▶ [OBJECTIVE] Omit the pictures and output every entry below exactly as written.

▬▬▬

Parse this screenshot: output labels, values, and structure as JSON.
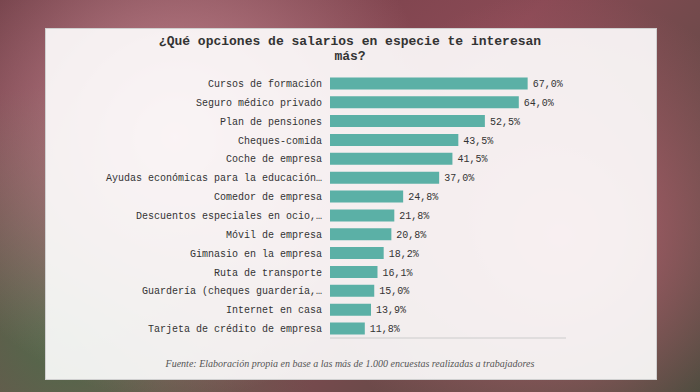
{
  "chart_data": {
    "type": "bar",
    "orientation": "horizontal",
    "title": "¿Qué opciones de salarios en especie te interesan más?",
    "source": "Fuente: Elaboración propia en base a las más de 1.000 encuestas realizadas a trabajadores",
    "categories": [
      "Cursos de formación",
      "Seguro médico privado",
      "Plan de pensiones",
      "Cheques-comida",
      "Coche de empresa",
      "Ayudas económicas para la educación…",
      "Comedor de empresa",
      "Descuentos especiales en ocio,…",
      "Móvil de empresa",
      "Gimnasio en la empresa",
      "Ruta de transporte",
      "Guardería (cheques guardería,…",
      "Internet en casa",
      "Tarjeta de crédito de empresa"
    ],
    "values": [
      67.0,
      64.0,
      52.5,
      43.5,
      41.5,
      37.0,
      24.8,
      21.8,
      20.8,
      18.2,
      16.1,
      15.0,
      13.9,
      11.8
    ],
    "value_labels": [
      "67,0%",
      "64,0%",
      "52,5%",
      "43,5%",
      "41,5%",
      "37,0%",
      "24,8%",
      "21,8%",
      "20,8%",
      "18,2%",
      "16,1%",
      "15,0%",
      "13,9%",
      "11,8%"
    ],
    "color": "#5bb0a6",
    "xlim": [
      0,
      80
    ],
    "data_labels": true,
    "tick_labels": "y"
  }
}
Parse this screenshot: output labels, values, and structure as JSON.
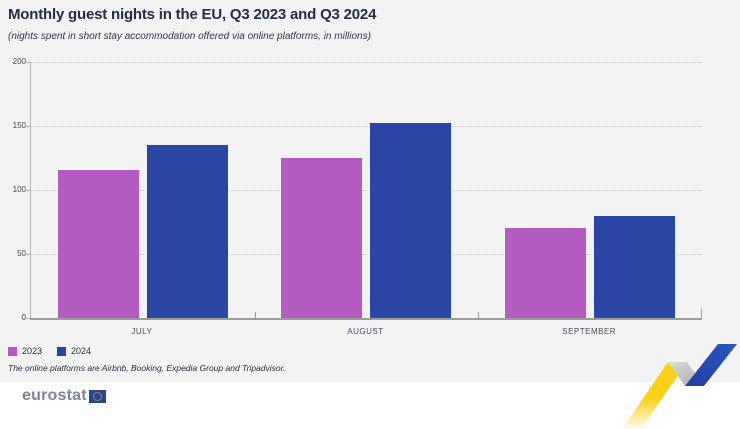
{
  "header": {
    "title": "Monthly guest nights in the EU, Q3 2023 and Q3 2024",
    "subtitle": "(nights spent in short stay accommodation offered via online platforms, in millions)"
  },
  "chart_data": {
    "type": "bar",
    "title": "Monthly guest nights in the EU, Q3 2023 and Q3 2024",
    "subtitle": "(nights spent in short stay accommodation offered via online platforms, in millions)",
    "categories": [
      "JULY",
      "AUGUST",
      "SEPTEMBER"
    ],
    "series": [
      {
        "name": "2023",
        "color": "#b45bc1",
        "values": [
          116,
          125,
          70
        ]
      },
      {
        "name": "2024",
        "color": "#2a46a5",
        "values": [
          135,
          152,
          80
        ]
      }
    ],
    "ylim": [
      0,
      200
    ],
    "yticks": [
      0,
      50,
      100,
      150,
      200
    ],
    "grid": "horizontal-dotted",
    "legend_position": "bottom-left"
  },
  "footnote": "The online platforms are Airbnb, Booking, Expedia Group and Tripadvisor.",
  "logo": {
    "text": "eurostat"
  }
}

▬▬▬

▶ [TASK RESPONSE]
Parse this screenshot: output labels, values, and structure as JSON.
{
  "chart_data": {
    "type": "bar",
    "orientation": "horizontal",
    "title": "¿Qué opciones de salarios en especie te interesan más?",
    "source": "Fuente: Elaboración propia en base a las más de 1.000 encuestas realizadas a trabajadores",
    "categories": [
      "Cursos de formación",
      "Seguro médico privado",
      "Plan de pensiones",
      "Cheques-comida",
      "Coche de empresa",
      "Ayudas económicas para la educación…",
      "Comedor de empresa",
      "Descuentos especiales en ocio,…",
      "Móvil de empresa",
      "Gimnasio en la empresa",
      "Ruta de transporte",
      "Guardería (cheques guardería,…",
      "Internet en casa",
      "Tarjeta de crédito de empresa"
    ],
    "values": [
      67.0,
      64.0,
      52.5,
      43.5,
      41.5,
      37.0,
      24.8,
      21.8,
      20.8,
      18.2,
      16.1,
      15.0,
      13.9,
      11.8
    ],
    "value_labels": [
      "67,0%",
      "64,0%",
      "52,5%",
      "43,5%",
      "41,5%",
      "37,0%",
      "24,8%",
      "21,8%",
      "20,8%",
      "18,2%",
      "16,1%",
      "15,0%",
      "13,9%",
      "11,8%"
    ],
    "color": "#5bb0a6",
    "xlim": [
      0,
      80
    ],
    "data_labels": true,
    "tick_labels": "y"
  }
}
Parse this screenshot: output labels, values, and structure as JSON.
{
  "header": {
    "title": "Monthly guest nights in the EU, Q3 2023 and Q3 2024",
    "subtitle": "(nights spent in short stay accommodation offered via online platforms, in millions)"
  },
  "chart_data": {
    "type": "bar",
    "title": "Monthly guest nights in the EU, Q3 2023 and Q3 2024",
    "subtitle": "(nights spent in short stay accommodation offered via online platforms, in millions)",
    "categories": [
      "JULY",
      "AUGUST",
      "SEPTEMBER"
    ],
    "series": [
      {
        "name": "2023",
        "color": "#b45bc1",
        "values": [
          116,
          125,
          70
        ]
      },
      {
        "name": "2024",
        "color": "#2a46a5",
        "values": [
          135,
          152,
          80
        ]
      }
    ],
    "ylim": [
      0,
      200
    ],
    "yticks": [
      0,
      50,
      100,
      150,
      200
    ],
    "grid": "horizontal-dotted",
    "legend_position": "bottom-left"
  },
  "footnote": "The online platforms are Airbnb, Booking, Expedia Group and Tripadvisor.",
  "logo": {
    "text": "eurostat"
  }
}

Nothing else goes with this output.